> **Consigne**: D'après l'extrait à lire sur les manifestations en Iran, dans quelle ville se trouve le siège de l'Organisation des droits de l'homme en Iran ?

> **Extrait à lire**:
########################################

SAWT BEIRUT INTERNATIONAL

| 9 December 2022, Friday |

Un nouveau bilan des manifestations en Iran

Des manifestations ont eu lieu en Iran pour la troisième semaine consécutive, dénonçant le meurtre d’une femme kurde alors qu’elle était détenue par la police des mœurs.

Au moins 41 personnes ont été tuées par les forces de sécurité iraniennes lors d’affrontements qui ont eu lieu vendredi à Zahedan, dans la province du Sistan-Baloutchestan, dans le sud-ouest de l’Iran, selon ce qu’a annoncé dimanche l’Organisation des droits de l’homme en Iran, basée à Oslo.

L’organisation non gouvernementale a accusé les forces de sécurité de mener une « répression sanglante » contre une manifestation qui s’est déroulée après la prière du vendredi à Zahedan, à la suite d’informations selon lesquelles un chef de police de Chabahar aurait violé une jeune fille de 15 ans appartenant à la minorité sunnite baloutche.

Selon un nouveau bilan annoncé par l’Organisation des droits de l’homme en Iran, plus de 92 personnes ont été tuées en Iran au cours de deux semaines de protestations contre le meurtre de la jeune femme, Mahsa Amini, après son arrestation par la police des mœurs.

« Il est du devoir de la communauté internationale d’enquêter et d’empêcher la République islamique de commettre d’autres crimes », a déclaré le directeur de l’organisation, Mahmoud Amiri Moghadam, selon l’ « AFP ».

Le dernier bilan fait état de la mort de 83 personnes.

D’autre part, cinq membres des Gardiens de la révolution ont été tués lors d’affrontements dans la province du Sistan-Baloutchestan (sud-est), vendredi, selon un nouveau bilan rapporté dimanche par les médias officiels.

########################################

> **Données fournies**:
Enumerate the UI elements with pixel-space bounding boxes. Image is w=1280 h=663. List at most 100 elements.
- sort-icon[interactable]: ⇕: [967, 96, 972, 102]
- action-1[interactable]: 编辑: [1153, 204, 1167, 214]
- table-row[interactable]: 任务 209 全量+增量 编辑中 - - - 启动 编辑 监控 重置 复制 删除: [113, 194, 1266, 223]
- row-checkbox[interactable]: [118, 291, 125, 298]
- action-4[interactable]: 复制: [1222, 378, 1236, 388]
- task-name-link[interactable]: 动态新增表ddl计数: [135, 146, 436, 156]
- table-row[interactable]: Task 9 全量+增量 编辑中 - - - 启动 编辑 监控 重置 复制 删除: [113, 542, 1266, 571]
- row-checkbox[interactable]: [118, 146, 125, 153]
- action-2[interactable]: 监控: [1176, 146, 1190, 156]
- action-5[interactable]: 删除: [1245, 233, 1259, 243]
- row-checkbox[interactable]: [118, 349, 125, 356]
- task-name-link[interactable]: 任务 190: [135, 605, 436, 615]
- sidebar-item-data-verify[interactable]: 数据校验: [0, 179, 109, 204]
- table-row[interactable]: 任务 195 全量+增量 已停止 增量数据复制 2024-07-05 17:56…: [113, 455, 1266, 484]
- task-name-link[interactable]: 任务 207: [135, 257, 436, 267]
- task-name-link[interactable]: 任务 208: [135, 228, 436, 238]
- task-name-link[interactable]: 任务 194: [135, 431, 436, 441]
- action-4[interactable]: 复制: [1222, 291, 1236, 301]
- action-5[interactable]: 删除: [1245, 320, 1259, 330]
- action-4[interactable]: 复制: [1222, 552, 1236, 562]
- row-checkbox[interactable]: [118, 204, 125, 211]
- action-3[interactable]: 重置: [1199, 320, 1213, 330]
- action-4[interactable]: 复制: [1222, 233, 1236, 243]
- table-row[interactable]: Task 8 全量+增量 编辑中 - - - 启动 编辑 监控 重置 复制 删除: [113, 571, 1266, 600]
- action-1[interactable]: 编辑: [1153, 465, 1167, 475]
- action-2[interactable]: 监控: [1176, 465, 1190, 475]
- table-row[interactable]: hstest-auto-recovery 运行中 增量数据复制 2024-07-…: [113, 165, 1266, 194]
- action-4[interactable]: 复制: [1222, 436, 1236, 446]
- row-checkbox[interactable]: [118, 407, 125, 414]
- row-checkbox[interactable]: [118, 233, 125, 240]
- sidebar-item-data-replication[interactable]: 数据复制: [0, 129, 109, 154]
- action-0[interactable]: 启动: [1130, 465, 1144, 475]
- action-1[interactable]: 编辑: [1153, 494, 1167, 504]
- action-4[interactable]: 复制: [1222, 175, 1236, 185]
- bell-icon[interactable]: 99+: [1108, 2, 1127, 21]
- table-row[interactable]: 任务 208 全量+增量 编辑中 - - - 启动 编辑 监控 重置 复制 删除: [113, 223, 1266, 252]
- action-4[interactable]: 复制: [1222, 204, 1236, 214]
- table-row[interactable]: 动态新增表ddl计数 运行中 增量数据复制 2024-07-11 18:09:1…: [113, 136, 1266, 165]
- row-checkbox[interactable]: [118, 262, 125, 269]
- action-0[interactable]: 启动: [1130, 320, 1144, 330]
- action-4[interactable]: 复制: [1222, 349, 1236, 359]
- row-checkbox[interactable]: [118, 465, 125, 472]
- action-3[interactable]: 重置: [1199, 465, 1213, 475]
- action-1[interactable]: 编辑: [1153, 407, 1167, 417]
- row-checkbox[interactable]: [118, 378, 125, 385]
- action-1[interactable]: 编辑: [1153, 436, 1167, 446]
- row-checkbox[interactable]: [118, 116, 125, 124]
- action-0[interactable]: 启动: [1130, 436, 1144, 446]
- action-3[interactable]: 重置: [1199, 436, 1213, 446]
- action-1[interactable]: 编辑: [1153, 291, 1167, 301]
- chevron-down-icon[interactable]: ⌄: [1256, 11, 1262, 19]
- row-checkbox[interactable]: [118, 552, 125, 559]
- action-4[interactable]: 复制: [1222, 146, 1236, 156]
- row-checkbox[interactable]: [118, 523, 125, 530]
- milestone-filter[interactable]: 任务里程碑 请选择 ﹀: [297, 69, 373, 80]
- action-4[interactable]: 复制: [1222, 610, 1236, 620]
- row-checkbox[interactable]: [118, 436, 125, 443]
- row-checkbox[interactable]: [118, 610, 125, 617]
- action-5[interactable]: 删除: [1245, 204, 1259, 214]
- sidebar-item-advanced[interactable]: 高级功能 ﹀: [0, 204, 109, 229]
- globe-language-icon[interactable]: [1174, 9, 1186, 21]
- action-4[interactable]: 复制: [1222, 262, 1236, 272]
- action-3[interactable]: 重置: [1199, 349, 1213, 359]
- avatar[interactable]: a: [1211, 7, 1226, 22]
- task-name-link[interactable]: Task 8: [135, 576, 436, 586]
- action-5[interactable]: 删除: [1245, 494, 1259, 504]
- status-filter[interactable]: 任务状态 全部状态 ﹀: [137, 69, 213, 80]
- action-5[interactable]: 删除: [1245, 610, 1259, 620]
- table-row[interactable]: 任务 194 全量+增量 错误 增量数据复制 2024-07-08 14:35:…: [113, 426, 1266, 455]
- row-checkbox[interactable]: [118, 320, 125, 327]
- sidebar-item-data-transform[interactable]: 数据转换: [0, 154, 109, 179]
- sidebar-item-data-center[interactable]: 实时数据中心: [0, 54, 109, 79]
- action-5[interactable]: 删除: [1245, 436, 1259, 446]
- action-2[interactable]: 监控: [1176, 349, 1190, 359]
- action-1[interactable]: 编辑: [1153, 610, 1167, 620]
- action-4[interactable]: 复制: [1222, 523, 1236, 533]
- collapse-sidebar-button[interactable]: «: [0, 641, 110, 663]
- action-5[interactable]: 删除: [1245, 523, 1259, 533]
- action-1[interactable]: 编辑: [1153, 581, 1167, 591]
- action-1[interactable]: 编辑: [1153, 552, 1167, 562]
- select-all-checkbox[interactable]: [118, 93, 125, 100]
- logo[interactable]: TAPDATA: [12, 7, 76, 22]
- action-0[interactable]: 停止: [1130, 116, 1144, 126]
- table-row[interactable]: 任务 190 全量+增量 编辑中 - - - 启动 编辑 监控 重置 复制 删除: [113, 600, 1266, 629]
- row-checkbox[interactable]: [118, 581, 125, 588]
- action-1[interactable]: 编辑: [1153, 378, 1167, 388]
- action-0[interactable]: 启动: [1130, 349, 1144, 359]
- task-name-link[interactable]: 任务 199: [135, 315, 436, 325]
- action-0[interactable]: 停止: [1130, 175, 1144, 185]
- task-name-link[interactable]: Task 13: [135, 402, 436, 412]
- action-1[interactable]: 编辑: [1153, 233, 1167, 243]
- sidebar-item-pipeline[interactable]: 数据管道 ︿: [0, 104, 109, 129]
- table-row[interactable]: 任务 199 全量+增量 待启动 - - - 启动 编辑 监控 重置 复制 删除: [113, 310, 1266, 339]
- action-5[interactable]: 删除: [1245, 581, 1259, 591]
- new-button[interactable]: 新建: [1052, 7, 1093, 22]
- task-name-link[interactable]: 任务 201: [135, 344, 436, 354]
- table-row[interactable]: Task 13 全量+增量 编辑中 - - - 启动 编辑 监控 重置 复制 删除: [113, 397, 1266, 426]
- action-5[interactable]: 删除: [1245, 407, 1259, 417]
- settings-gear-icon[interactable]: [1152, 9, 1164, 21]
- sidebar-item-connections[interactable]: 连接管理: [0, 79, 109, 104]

########################################

> **Corrigé**: À Oslo.